> _Work instructions_: Select the lines of the records containing the word "구하여라" and list them.

> _Collected data entries_:
☆ ☆ ☆ ☆ ☆ ☆ ☆

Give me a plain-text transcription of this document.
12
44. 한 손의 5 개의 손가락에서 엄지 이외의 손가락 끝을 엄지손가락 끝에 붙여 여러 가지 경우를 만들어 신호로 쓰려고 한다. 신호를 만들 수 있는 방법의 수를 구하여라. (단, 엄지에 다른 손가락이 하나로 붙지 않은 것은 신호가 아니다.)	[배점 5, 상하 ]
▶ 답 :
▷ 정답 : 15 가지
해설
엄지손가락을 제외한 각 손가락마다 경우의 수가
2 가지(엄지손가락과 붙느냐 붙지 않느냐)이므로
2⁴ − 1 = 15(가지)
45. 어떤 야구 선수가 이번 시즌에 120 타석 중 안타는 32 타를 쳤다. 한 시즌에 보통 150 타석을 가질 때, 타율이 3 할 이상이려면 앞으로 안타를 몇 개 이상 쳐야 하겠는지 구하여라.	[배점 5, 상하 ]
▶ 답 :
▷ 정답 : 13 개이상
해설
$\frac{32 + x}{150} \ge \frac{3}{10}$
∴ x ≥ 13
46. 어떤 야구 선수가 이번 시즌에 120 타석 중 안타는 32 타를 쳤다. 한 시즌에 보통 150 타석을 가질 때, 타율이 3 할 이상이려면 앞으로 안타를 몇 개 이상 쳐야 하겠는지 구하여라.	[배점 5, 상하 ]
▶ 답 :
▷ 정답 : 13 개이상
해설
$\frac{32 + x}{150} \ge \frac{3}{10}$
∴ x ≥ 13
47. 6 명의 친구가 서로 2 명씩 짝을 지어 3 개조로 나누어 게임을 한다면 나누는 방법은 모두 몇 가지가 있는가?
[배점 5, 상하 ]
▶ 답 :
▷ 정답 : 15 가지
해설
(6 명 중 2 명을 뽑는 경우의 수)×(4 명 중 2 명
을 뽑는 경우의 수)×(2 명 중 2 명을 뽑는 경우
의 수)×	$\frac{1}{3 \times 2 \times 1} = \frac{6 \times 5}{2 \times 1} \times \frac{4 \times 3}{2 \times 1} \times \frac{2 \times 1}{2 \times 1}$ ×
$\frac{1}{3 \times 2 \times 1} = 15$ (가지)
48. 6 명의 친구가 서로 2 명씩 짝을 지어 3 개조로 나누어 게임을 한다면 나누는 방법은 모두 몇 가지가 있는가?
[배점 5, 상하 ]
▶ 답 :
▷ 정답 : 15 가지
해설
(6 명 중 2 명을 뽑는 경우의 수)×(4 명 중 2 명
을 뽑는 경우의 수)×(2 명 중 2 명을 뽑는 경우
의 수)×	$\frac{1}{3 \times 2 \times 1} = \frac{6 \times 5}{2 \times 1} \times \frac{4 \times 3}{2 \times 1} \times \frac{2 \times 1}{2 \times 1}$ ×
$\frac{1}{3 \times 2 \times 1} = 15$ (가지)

☆ ☆ ☆ ☆ ☆ ☆ ☆

> _Response for this exercise_:
44. 한 손의 5 개의 손가락에서 엄지 이외의 손가락 끝을 엄지손가락 끝에 붙여 여러 가지 경우를 만들어 신호로 쓰려고 한다. 신호를 만들 수 있는 방법의 수를 구하여라. (단, 엄지에 다른 손가락이 하나로 붙지 않은 것은 신호가 아니다.)	[배점 5, 상하 ]
45. 어떤 야구 선수가 이번 시즌에 120 타석 중 안타는 32 타를 쳤다. 한 시즌에 보통 150 타석을 가질 때, 타율이 3 할 이상이려면 앞으로 안타를 몇 개 이상 쳐야 하겠는지 구하여라.	[배점 5, 상하 ]
46. 어떤 야구 선수가 이번 시즌에 120 타석 중 안타는 32 타를 쳤다. 한 시즌에 보통 150 타석을 가질 때, 타율이 3 할 이상이려면 앞으로 안타를 몇 개 이상 쳐야 하겠는지 구하여라.	[배점 5, 상하 ]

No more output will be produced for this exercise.